DATA EXCERPTS:
■ ■ ■ ■ ■
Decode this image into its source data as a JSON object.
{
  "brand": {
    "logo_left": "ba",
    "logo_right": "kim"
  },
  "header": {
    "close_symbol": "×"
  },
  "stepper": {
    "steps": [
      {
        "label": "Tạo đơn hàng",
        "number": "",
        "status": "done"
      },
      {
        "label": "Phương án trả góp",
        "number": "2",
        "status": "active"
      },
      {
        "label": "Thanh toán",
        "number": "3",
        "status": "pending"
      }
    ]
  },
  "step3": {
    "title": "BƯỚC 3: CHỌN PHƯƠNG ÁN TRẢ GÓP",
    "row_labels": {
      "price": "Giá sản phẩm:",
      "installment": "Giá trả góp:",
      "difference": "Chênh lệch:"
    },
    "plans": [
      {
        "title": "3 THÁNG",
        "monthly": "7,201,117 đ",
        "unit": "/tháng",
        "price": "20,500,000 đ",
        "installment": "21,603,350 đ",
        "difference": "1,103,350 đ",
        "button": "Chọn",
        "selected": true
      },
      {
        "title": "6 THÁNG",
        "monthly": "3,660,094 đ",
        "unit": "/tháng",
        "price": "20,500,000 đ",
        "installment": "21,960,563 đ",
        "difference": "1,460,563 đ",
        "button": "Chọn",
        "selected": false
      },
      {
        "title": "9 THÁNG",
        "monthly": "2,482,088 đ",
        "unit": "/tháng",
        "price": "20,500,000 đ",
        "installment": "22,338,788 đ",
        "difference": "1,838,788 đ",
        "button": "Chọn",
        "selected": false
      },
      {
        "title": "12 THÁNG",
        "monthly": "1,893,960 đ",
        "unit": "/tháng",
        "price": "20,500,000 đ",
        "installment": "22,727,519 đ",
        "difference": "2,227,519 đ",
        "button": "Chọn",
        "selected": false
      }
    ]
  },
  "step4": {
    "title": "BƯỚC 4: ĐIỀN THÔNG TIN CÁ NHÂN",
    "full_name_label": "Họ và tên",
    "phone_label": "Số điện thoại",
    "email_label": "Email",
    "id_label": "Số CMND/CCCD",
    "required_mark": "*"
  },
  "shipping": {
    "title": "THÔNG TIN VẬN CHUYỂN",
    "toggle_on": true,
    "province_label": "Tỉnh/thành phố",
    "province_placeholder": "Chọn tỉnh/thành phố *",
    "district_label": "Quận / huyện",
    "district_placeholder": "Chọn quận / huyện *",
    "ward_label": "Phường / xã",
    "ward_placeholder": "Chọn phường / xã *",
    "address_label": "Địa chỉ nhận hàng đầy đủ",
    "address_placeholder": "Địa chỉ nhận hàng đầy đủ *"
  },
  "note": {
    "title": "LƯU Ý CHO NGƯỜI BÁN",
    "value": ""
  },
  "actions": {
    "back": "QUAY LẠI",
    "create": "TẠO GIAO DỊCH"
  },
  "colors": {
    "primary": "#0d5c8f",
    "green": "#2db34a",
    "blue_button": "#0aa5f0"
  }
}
■ ■ ■ ■ ■
GIVEN INSTRUCTION:
Write out all the lines again, exactly as they are.

TASK ANSWER:
Decode this image into its source data as a JSON object.
{
  "brand": {
    "logo_left": "ba",
    "logo_right": "kim"
  },
  "header": {
    "close_symbol": "×"
  },
  "stepper": {
    "steps": [
      {
        "label": "Tạo đơn hàng",
        "number": "",
        "status": "done"
      },
      {
        "label": "Phương án trả góp",
        "number": "2",
        "status": "active"
      },
      {
        "label": "Thanh toán",
        "number": "3",
        "status": "pending"
      }
    ]
  },
  "step3": {
    "title": "BƯỚC 3: CHỌN PHƯƠNG ÁN TRẢ GÓP",
    "row_labels": {
      "price": "Giá sản phẩm:",
      "installment": "Giá trả góp:",
      "difference": "Chênh lệch:"
    },
    "plans": [
      {
        "title": "3 THÁNG",
        "monthly": "7,201,117 đ",
        "unit": "/tháng",
        "price": "20,500,000 đ",
        "installment": "21,603,350 đ",
        "difference": "1,103,350 đ",
        "button": "Chọn",
        "selected": true
      },
      {
        "title": "6 THÁNG",
        "monthly": "3,660,094 đ",
        "unit": "/tháng",
        "price": "20,500,000 đ",
        "installment": "21,960,563 đ",
        "difference": "1,460,563 đ",
        "button": "Chọn",
        "selected": false
      },
      {
        "title": "9 THÁNG",
        "monthly": "2,482,088 đ",
        "unit": "/tháng",
        "price": "20,500,000 đ",
        "installment": "22,338,788 đ",
        "difference": "1,838,788 đ",
        "button": "Chọn",
        "selected": false
      },
      {
        "title": "12 THÁNG",
        "monthly": "1,893,960 đ",
        "unit": "/tháng",
        "price": "20,500,000 đ",
        "installment": "22,727,519 đ",
        "difference": "2,227,519 đ",
        "button": "Chọn",
        "selected": false
      }
    ]
  },
  "step4": {
    "title": "BƯỚC 4: ĐIỀN THÔNG TIN CÁ NHÂN",
    "full_name_label": "Họ và tên",
    "phone_label": "Số điện thoại",
    "email_label": "Email",
    "id_label": "Số CMND/CCCD",
    "required_mark": "*"
  },
  "shipping": {
    "title": "THÔNG TIN VẬN CHUYỂN",
    "toggle_on": true,
    "province_label": "Tỉnh/thành phố",
    "province_placeholder": "Chọn tỉnh/thành phố *",
    "district_label": "Quận / huyện",
    "district_placeholder": "Chọn quận / huyện *",
    "ward_label": "Phường / xã",
    "ward_placeholder": "Chọn phường / xã *",
    "address_label": "Địa chỉ nhận hàng đầy đủ",
    "address_placeholder": "Địa chỉ nhận hàng đầy đủ *"
  },
  "note": {
    "title": "LƯU Ý CHO NGƯỜI BÁN",
    "value": ""
  },
  "actions": {
    "back": "QUAY LẠI",
    "create": "TẠO GIAO DỊCH"
  },
  "colors": {
    "primary": "#0d5c8f",
    "green": "#2db34a",
    "blue_button": "#0aa5f0"
  }
}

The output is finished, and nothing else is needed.